= DATA SECTION =
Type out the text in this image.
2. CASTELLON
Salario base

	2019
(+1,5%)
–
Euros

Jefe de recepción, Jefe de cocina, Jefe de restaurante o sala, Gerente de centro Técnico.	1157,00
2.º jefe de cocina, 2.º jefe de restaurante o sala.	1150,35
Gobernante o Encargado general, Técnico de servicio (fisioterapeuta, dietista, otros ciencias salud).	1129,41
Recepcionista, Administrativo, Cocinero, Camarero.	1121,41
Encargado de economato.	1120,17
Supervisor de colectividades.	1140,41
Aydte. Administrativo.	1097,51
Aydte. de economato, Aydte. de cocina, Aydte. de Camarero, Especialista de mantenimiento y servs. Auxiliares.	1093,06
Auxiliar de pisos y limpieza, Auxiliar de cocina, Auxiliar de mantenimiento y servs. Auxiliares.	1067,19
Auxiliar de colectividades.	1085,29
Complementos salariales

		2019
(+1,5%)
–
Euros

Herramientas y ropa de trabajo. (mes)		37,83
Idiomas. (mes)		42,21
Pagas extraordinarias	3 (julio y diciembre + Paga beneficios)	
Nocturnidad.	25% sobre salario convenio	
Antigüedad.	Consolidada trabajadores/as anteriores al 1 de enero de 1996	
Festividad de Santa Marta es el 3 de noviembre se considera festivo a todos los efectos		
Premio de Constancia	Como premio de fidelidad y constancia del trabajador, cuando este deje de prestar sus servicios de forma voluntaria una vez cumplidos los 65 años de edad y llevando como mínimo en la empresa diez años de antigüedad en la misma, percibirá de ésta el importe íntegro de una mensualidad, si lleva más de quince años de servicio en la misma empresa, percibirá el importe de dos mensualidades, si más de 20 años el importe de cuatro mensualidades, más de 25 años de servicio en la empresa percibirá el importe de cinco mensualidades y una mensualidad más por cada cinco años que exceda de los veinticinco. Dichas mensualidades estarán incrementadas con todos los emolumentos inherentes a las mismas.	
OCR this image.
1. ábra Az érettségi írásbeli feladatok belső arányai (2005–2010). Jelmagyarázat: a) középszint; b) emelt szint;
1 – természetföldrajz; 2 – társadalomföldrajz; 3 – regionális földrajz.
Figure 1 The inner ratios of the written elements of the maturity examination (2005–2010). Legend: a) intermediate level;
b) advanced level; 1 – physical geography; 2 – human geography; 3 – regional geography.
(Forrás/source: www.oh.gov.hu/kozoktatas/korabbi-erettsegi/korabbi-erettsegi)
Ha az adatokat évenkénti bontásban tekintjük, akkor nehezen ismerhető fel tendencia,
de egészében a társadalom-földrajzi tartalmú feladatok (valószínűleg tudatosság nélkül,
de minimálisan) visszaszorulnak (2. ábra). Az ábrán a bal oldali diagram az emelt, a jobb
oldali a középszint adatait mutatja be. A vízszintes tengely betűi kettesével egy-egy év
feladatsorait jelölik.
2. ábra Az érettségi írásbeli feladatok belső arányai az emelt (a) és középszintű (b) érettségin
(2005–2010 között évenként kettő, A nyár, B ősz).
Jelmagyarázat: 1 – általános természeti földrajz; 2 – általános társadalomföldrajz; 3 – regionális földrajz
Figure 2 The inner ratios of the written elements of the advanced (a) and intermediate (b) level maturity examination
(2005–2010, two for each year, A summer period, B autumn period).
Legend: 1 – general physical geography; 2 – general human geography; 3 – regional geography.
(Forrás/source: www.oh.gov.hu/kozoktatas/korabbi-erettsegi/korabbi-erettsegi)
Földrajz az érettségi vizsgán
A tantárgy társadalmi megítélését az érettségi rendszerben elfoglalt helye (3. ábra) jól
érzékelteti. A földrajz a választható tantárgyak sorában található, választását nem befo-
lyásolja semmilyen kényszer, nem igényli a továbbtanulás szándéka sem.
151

= PROMPT =
Copy out every line of the listing that includes the string "Encargado".

= ANSWER FOR THE TASK =
Gobernante o Encargado general, Técnico de servicio (fisioterapeuta, dietista, otros ciencias salud).	1129,41
Encargado de economato.	1120,17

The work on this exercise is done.